── SOURCE MATERIAL

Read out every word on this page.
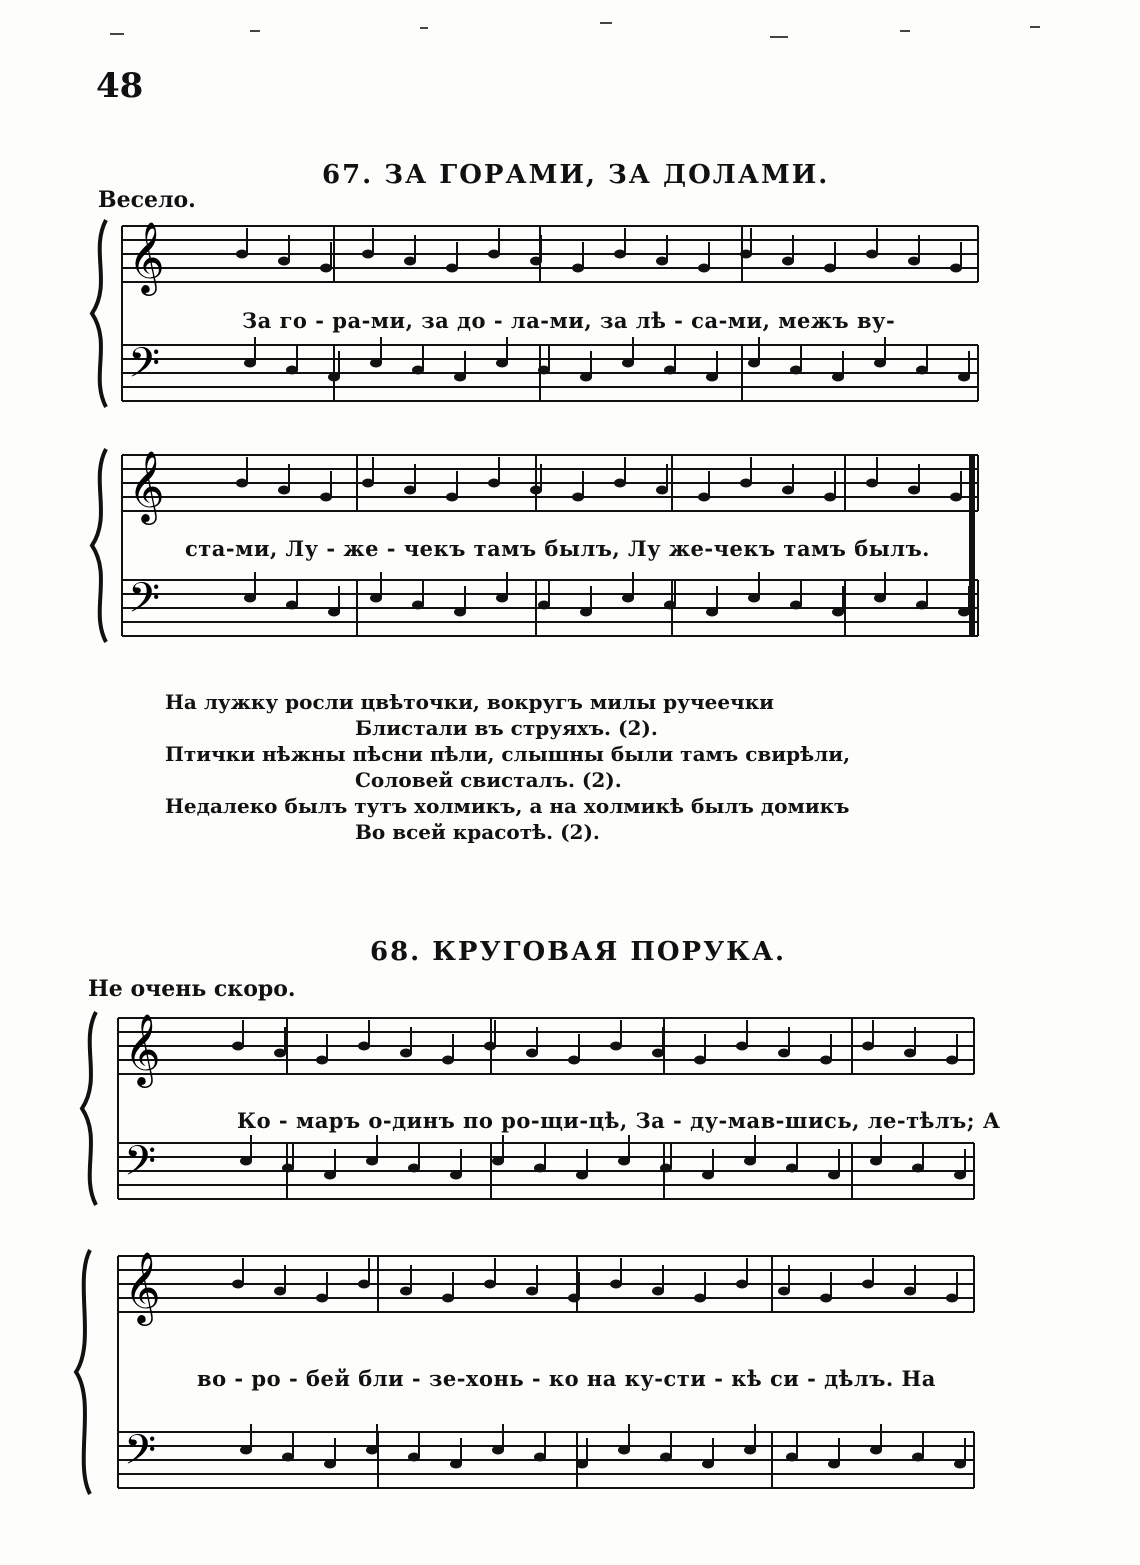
48
67. ЗА ГОРАМИ, ЗА ДОЛАМИ.
Весело.
За го - ра-ми, за до - ла-ми, за лѣ - са-ми, межъ ву-
ста-ми, Лу - же - чекъ тамъ былъ, Лу же-чекъ тамъ былъ.
На лужку росли цвѣточки, вокругъ милы ручеечки
Блистали въ струяхъ. (2).
Птички нѣжны пѣсни пѣли, слышны были тамъ свирѣли,
Соловей свисталъ. (2).
Недалеко былъ тутъ холмикъ, а на холмикѣ былъ домикъ
Во всей красотѣ. (2).
68. КРУГОВАЯ ПОРУКА.
Не очень скоро.
Ко - маръ о-динъ по ро-щи-цѣ, За - ду-мав-шись, ле-тѣлъ; А
во - ро - бей бли - зе-хонь - ко на ку-сти - кѣ си - дѣлъ. На
𝄞
𝄢
𝄞
𝄢
𝄞
𝄢
𝄞
𝄢
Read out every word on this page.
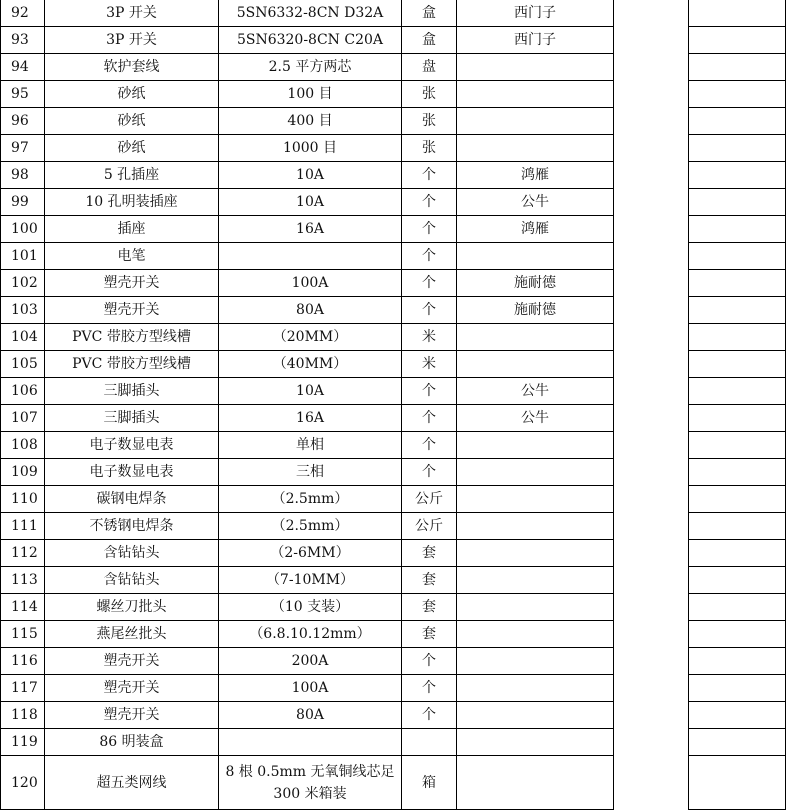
92	3P 开关	5SN6332-8CN D32A	盒	西门子		
93	3P 开关	5SN6320-8CN C20A	盒	西门子		
94	软护套线	2.5 平方两芯	盘			
95	砂纸	100 目	张			
96	砂纸	400 目	张			
97	砂纸	1000 目	张			
98	5 孔插座	10A	个	鸿雁		
99	10 孔明装插座	10A	个	公牛		
100	插座	16A	个	鸿雁		
101	电笔		个			
102	塑壳开关	100A	个	施耐德		
103	塑壳开关	80A	个	施耐德		
104	PVC 带胶方型线槽	（20MM）	米			
105	PVC 带胶方型线槽	（40MM）	米			
106	三脚插头	10A	个	公牛		
107	三脚插头	16A	个	公牛		
108	电子数显电表	单相	个			
109	电子数显电表	三相	个			
110	碳钢电焊条	（2.5mm）	公斤			
111	不锈钢电焊条	（2.5mm）	公斤			
112	含钻钻头	（2-6MM）	套			
113	含钻钻头	（7-10MM）	套			
114	螺丝刀批头	（10 支装）	套			
115	燕尾丝批头	（6.8.10.12mm）	套			
116	塑壳开关	200A	个			
117	塑壳开关	100A	个			
118	塑壳开关	80A	个			
119	86 明装盒					
120	超五类网线	8 根 0.5mm 无氧铜线芯足 300 米箱装	箱			
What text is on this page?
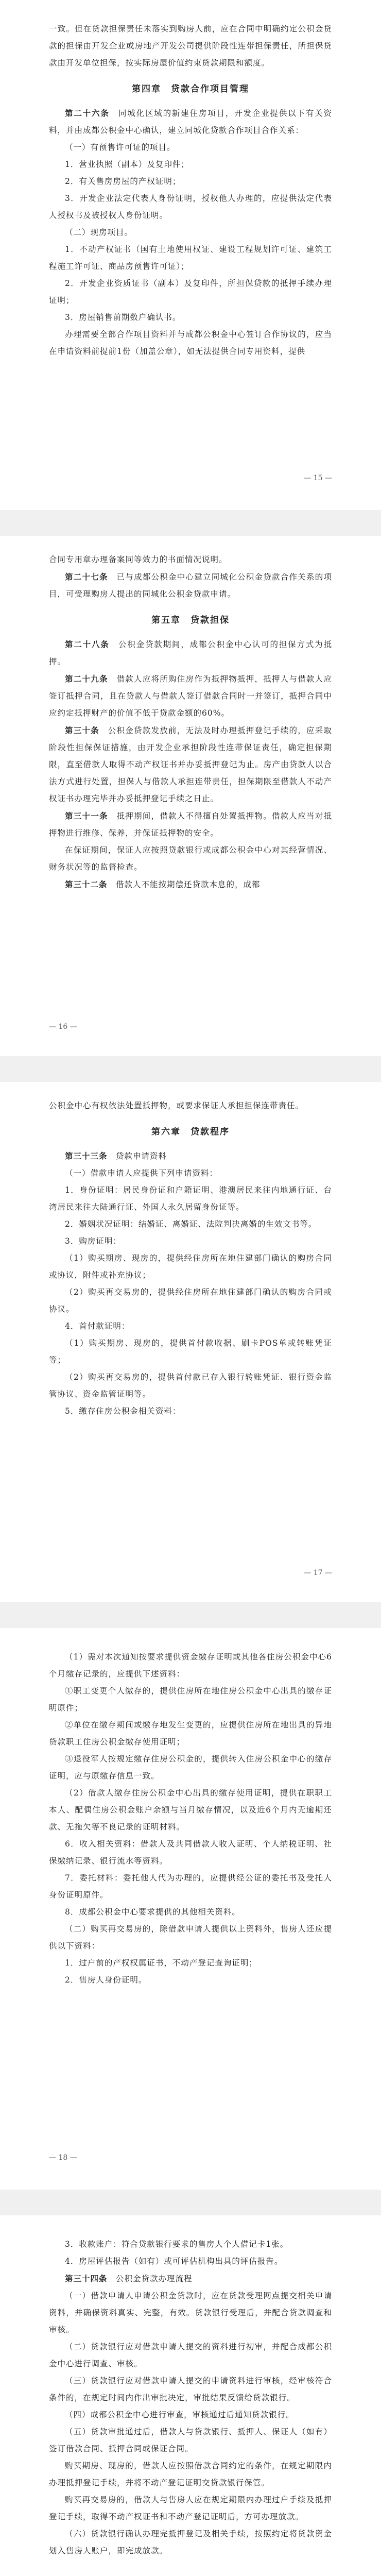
一致。但在贷款担保责任未落实到购房人前，应在合同中明确约定公积金贷款的担保由开发企业或房地产开发公司提供阶段性连带担保责任，所担保贷款由开发单位担保，按实际房屋价值约束贷款期限和额度。

第四章　贷款合作项目管理

第二十六条　同城化区域的新建住房项目，开发企业提供以下有关资料，并由成都公积金中心确认，建立同城化贷款合作项目合作关系：

（一）有预售许可证的项目。

1．营业执照（副本）及复印件；

2．有关售房房屋的产权证明；

3．开发企业法定代表人身份证明，授权他人办理的，应提供法定代表人授权书及被授权人身份证明。

（二）现房项目。

1．不动产权证书（国有土地使用权证、建设工程规划许可证、建筑工程施工许可证、商品房预售许可证）；

2．开发企业资质证书（副本）及复印件，所担保贷款的抵押手续办理证明；

3．房屋销售前期数户确认书。

办理需要全部合作项目资料并与成都公积金中心签订合作协议的，应当在申请资料前提前1份（加盖公章），如无法提供合同专用资料，提供

— 15 —

合同专用章办理备案同等效力的书面情况说明。

第二十七条　已与成都公积金中心建立同城化公积金贷款合作关系的项目，可受理购房人提出的同城化公积金贷款申请。

第五章　贷款担保

第二十八条　公积金贷款期间，成都公积金中心认可的担保方式为抵押。

第二十九条　借款人应将所购住房作为抵押物抵押，抵押人与借款人应签订抵押合同，且在贷款人与借款人签订借款合同时一并签订，抵押合同中应约定抵押财产的价值不低于贷款金额的60%。

第三十条　公积金贷款发放前，无法及时办理抵押登记手续的，应采取阶段性担保保证措施，由开发企业承担阶段性连带保证责任，确定担保期限，直至借款人取得不动产权证书并办妥抵押登记为止。房产由贷款人以合法方式进行处置，担保人与借款人承担连带责任，担保期限至借款人不动产权证书办理完毕并办妥抵押登记手续之日止。

第三十一条　抵押期间，借款人不得擅自处置抵押物。借款人应当对抵押物进行维修、保养，并保证抵押物的安全。

在保证期间，保证人应按照贷款银行或成都公积金中心对其经营情况、财务状况等的监督检查。

第三十二条　借款人不能按期偿还贷款本息的，成都

— 16 —

公积金中心有权依法处置抵押物，或要求保证人承担担保连带责任。

第六章　贷款程序

第三十三条　贷款申请资料

（一）借款申请人应提供下列申请资料：

1．身份证明：居民身份证和户籍证明、港澳居民来往内地通行证、台湾居民来往大陆通行证、外国人永久居留身份证等。

2．婚姻状况证明：结婚证、离婚证、法院判决离婚的生效文书等。

3．购房证明：

（1）购买期房、现房的，提供经住房所在地住建部门确认的购房合同或协议，附件或补充协议；

（2）购买再交易房的，提供经住房所在地住建部门确认的购房合同或协议。

4．首付款证明：

（1）购买期房、现房的，提供首付款收据、刷卡POS单或转账凭证等；

（2）购买再交易房的，提供首付款已存入银行转账凭证、银行资金监管协议、资金监管证明等。

5．缴存住房公积金相关资料：

— 17 —

（1）需对本次通知按要求提供资金缴存证明或其他各住房公积金中心6个月缴存记录的，应提供下述资料：

①职工变更个人缴存的，提供住房所在地住房公积金中心出具的缴存证明原件；

②单位在缴存期间或缴存地发生变更的，应提供住房所在地出具的异地贷款职工住房公积金缴存使用证明；

③退役军人按规定缴存住房公积金的，提供转入住房公积金中心的缴存证明，应与原缴存信息一致。

（2）借款人缴存住房公积金中心出具的缴存使用证明，提供在职职工本人、配偶住房公积金账户余额与当月缴存情况，以及近6个月内无逾期还款、无拖欠等不良记录的证明材料。

6．收入相关资料：借款人及共同借款人收入证明、个人纳税证明、社保缴纳记录、银行流水等资料。

7．委托材料：委托他人代为办理的，应提供经公证的委托书及受托人身份证明原件。

8．成都公积金中心要求提供的其他相关资料。

（二）购买再交易房的，除借款申请人提供以上资料外，售房人还应提供以下资料：

1．过户前的产权权属证书，不动产登记查询证明；

2．售房人身份证明。

— 18 —

3．收款账户：符合贷款银行要求的售房人个人借记卡1张。

4．房屋评估报告（如有）或可评估机构出具的评估报告。

第三十四条　公积金贷款办理流程

（一）借款申请人申请公积金贷款时，应在贷款受理网点提交相关申请资料，并确保资料真实、完整，有效。贷款银行受理后，并配合贷款调查和审核。

（二）贷款银行应对借款申请人提交的资料进行初审，并配合成都公积金中心进行调查、审核。

（三）贷款银行应对借款申请人提交的申请资料进行审核，经审核符合条件的，在规定时间内作出审批决定，审批结果反馈给贷款银行。

（四）成都公积金中心进行审查，审核通过后通知贷款银行。

（五）贷款审批通过后，借款人与贷款银行、抵押人、保证人（如有）签订借款合同、抵押合同或保证合同。

购买期房、现房的，借款人应按照借款合同约定的条件，在规定期限内办理抵押登记手续，并将不动产登记证明交贷款银行保管。

购买再交易房的，借款人与售房人应在规定期限内办理过户手续及抵押登记手续，取得不动产权证书和不动产登记证明后，方可办理放款。

（六）贷款银行确认办理完抵押登记及相关手续，按照约定将贷款资金划入售房人账户，即完成放款。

────

__TASK OBJECTIVE__
Reproduce the material in its entirety and word for word, without the pictures.

__WRITTEN RESPONSE__
Read out every word on this page.
48
67. ЗА ГОРАМИ, ЗА ДОЛАМИ.
Весело.
За го - ра-ми, за до - ла-ми, за лѣ - са-ми, межъ ву-
ста-ми, Лу - же - чекъ тамъ былъ, Лу же-чекъ тамъ былъ.
На лужку росли цвѣточки, вокругъ милы ручеечки
Блистали въ струяхъ. (2).
Птички нѣжны пѣсни пѣли, слышны были тамъ свирѣли,
Соловей свисталъ. (2).
Недалеко былъ тутъ холмикъ, а на холмикѣ былъ домикъ
Во всей красотѣ. (2).
68. КРУГОВАЯ ПОРУКА.
Не очень скоро.
Ко - маръ о-динъ по ро-щи-цѣ, За - ду-мав-шись, ле-тѣлъ; А
во - ро - бей бли - зе-хонь - ко на ку-сти - кѣ си - дѣлъ. На
𝄞
𝄢
𝄞
𝄢
𝄞
𝄢
𝄞
𝄢
Read out every word on this page.
92	3P 开关	5SN6332-8CN D32A	盒	西门子		
93	3P 开关	5SN6320-8CN C20A	盒	西门子		
94	软护套线	2.5 平方两芯	盘			
95	砂纸	100 目	张			
96	砂纸	400 目	张			
97	砂纸	1000 目	张			
98	5 孔插座	10A	个	鸿雁		
99	10 孔明装插座	10A	个	公牛		
100	插座	16A	个	鸿雁		
101	电笔		个			
102	塑壳开关	100A	个	施耐德		
103	塑壳开关	80A	个	施耐德		
104	PVC 带胶方型线槽	（20MM）	米			
105	PVC 带胶方型线槽	（40MM）	米			
106	三脚插头	10A	个	公牛		
107	三脚插头	16A	个	公牛		
108	电子数显电表	单相	个			
109	电子数显电表	三相	个			
110	碳钢电焊条	（2.5mm）	公斤			
111	不锈钢电焊条	（2.5mm）	公斤			
112	含钻钻头	（2-6MM）	套			
113	含钻钻头	（7-10MM）	套			
114	螺丝刀批头	（10 支装）	套			
115	燕尾丝批头	（6.8.10.12mm）	套			
116	塑壳开关	200A	个			
117	塑壳开关	100A	个			
118	塑壳开关	80A	个			
119	86 明装盒					
120	超五类网线	8 根 0.5mm 无氧铜线芯足 300 米箱装	箱			
What text is on this page?
一致。但在贷款担保责任未落实到购房人前，应在合同中明确约定公积金贷款的担保由开发企业或房地产开发公司提供阶段性连带担保责任，所担保贷款由开发单位担保，按实际房屋价值约束贷款期限和额度。

第四章　贷款合作项目管理

第二十六条　同城化区域的新建住房项目，开发企业提供以下有关资料，并由成都公积金中心确认，建立同城化贷款合作项目合作关系：

（一）有预售许可证的项目。

1．营业执照（副本）及复印件；

2．有关售房房屋的产权证明；

3．开发企业法定代表人身份证明，授权他人办理的，应提供法定代表人授权书及被授权人身份证明。

（二）现房项目。

1．不动产权证书（国有土地使用权证、建设工程规划许可证、建筑工程施工许可证、商品房预售许可证）；

2．开发企业资质证书（副本）及复印件，所担保贷款的抵押手续办理证明；

3．房屋销售前期数户确认书。

办理需要全部合作项目资料并与成都公积金中心签订合作协议的，应当在申请资料前提前1份（加盖公章），如无法提供合同专用资料，提供

— 15 —

合同专用章办理备案同等效力的书面情况说明。

第二十七条　已与成都公积金中心建立同城化公积金贷款合作关系的项目，可受理购房人提出的同城化公积金贷款申请。

第五章　贷款担保

第二十八条　公积金贷款期间，成都公积金中心认可的担保方式为抵押。

第二十九条　借款人应将所购住房作为抵押物抵押，抵押人与借款人应签订抵押合同，且在贷款人与借款人签订借款合同时一并签订，抵押合同中应约定抵押财产的价值不低于贷款金额的60%。

第三十条　公积金贷款发放前，无法及时办理抵押登记手续的，应采取阶段性担保保证措施，由开发企业承担阶段性连带保证责任，确定担保期限，直至借款人取得不动产权证书并办妥抵押登记为止。房产由贷款人以合法方式进行处置，担保人与借款人承担连带责任，担保期限至借款人不动产权证书办理完毕并办妥抵押登记手续之日止。

第三十一条　抵押期间，借款人不得擅自处置抵押物。借款人应当对抵押物进行维修、保养，并保证抵押物的安全。

在保证期间，保证人应按照贷款银行或成都公积金中心对其经营情况、财务状况等的监督检查。

第三十二条　借款人不能按期偿还贷款本息的，成都

— 16 —

公积金中心有权依法处置抵押物，或要求保证人承担担保连带责任。

第六章　贷款程序

第三十三条　贷款申请资料

（一）借款申请人应提供下列申请资料：

1．身份证明：居民身份证和户籍证明、港澳居民来往内地通行证、台湾居民来往大陆通行证、外国人永久居留身份证等。

2．婚姻状况证明：结婚证、离婚证、法院判决离婚的生效文书等。

3．购房证明：

（1）购买期房、现房的，提供经住房所在地住建部门确认的购房合同或协议，附件或补充协议；

（2）购买再交易房的，提供经住房所在地住建部门确认的购房合同或协议。

4．首付款证明：

（1）购买期房、现房的，提供首付款收据、刷卡POS单或转账凭证等；

（2）购买再交易房的，提供首付款已存入银行转账凭证、银行资金监管协议、资金监管证明等。

5．缴存住房公积金相关资料：

— 17 —

（1）需对本次通知按要求提供资金缴存证明或其他各住房公积金中心6个月缴存记录的，应提供下述资料：

①职工变更个人缴存的，提供住房所在地住房公积金中心出具的缴存证明原件；

②单位在缴存期间或缴存地发生变更的，应提供住房所在地出具的异地贷款职工住房公积金缴存使用证明；

③退役军人按规定缴存住房公积金的，提供转入住房公积金中心的缴存证明，应与原缴存信息一致。

（2）借款人缴存住房公积金中心出具的缴存使用证明，提供在职职工本人、配偶住房公积金账户余额与当月缴存情况，以及近6个月内无逾期还款、无拖欠等不良记录的证明材料。

6．收入相关资料：借款人及共同借款人收入证明、个人纳税证明、社保缴纳记录、银行流水等资料。

7．委托材料：委托他人代为办理的，应提供经公证的委托书及受托人身份证明原件。

8．成都公积金中心要求提供的其他相关资料。

（二）购买再交易房的，除借款申请人提供以上资料外，售房人还应提供以下资料：

1．过户前的产权权属证书，不动产登记查询证明；

2．售房人身份证明。

— 18 —

3．收款账户：符合贷款银行要求的售房人个人借记卡1张。

4．房屋评估报告（如有）或可评估机构出具的评估报告。

第三十四条　公积金贷款办理流程

（一）借款申请人申请公积金贷款时，应在贷款受理网点提交相关申请资料，并确保资料真实、完整，有效。贷款银行受理后，并配合贷款调查和审核。

（二）贷款银行应对借款申请人提交的资料进行初审，并配合成都公积金中心进行调查、审核。

（三）贷款银行应对借款申请人提交的申请资料进行审核，经审核符合条件的，在规定时间内作出审批决定，审批结果反馈给贷款银行。

（四）成都公积金中心进行审查，审核通过后通知贷款银行。

（五）贷款审批通过后，借款人与贷款银行、抵押人、保证人（如有）签订借款合同、抵押合同或保证合同。

购买期房、现房的，借款人应按照借款合同约定的条件，在规定期限内办理抵押登记手续，并将不动产登记证明交贷款银行保管。

购买再交易房的，借款人与售房人应在规定期限内办理过户手续及抵押登记手续，取得不动产权证书和不动产登记证明后，方可办理放款。

（六）贷款银行确认办理完抵押登记及相关手续，按照约定将贷款资金划入售房人账户，即完成放款。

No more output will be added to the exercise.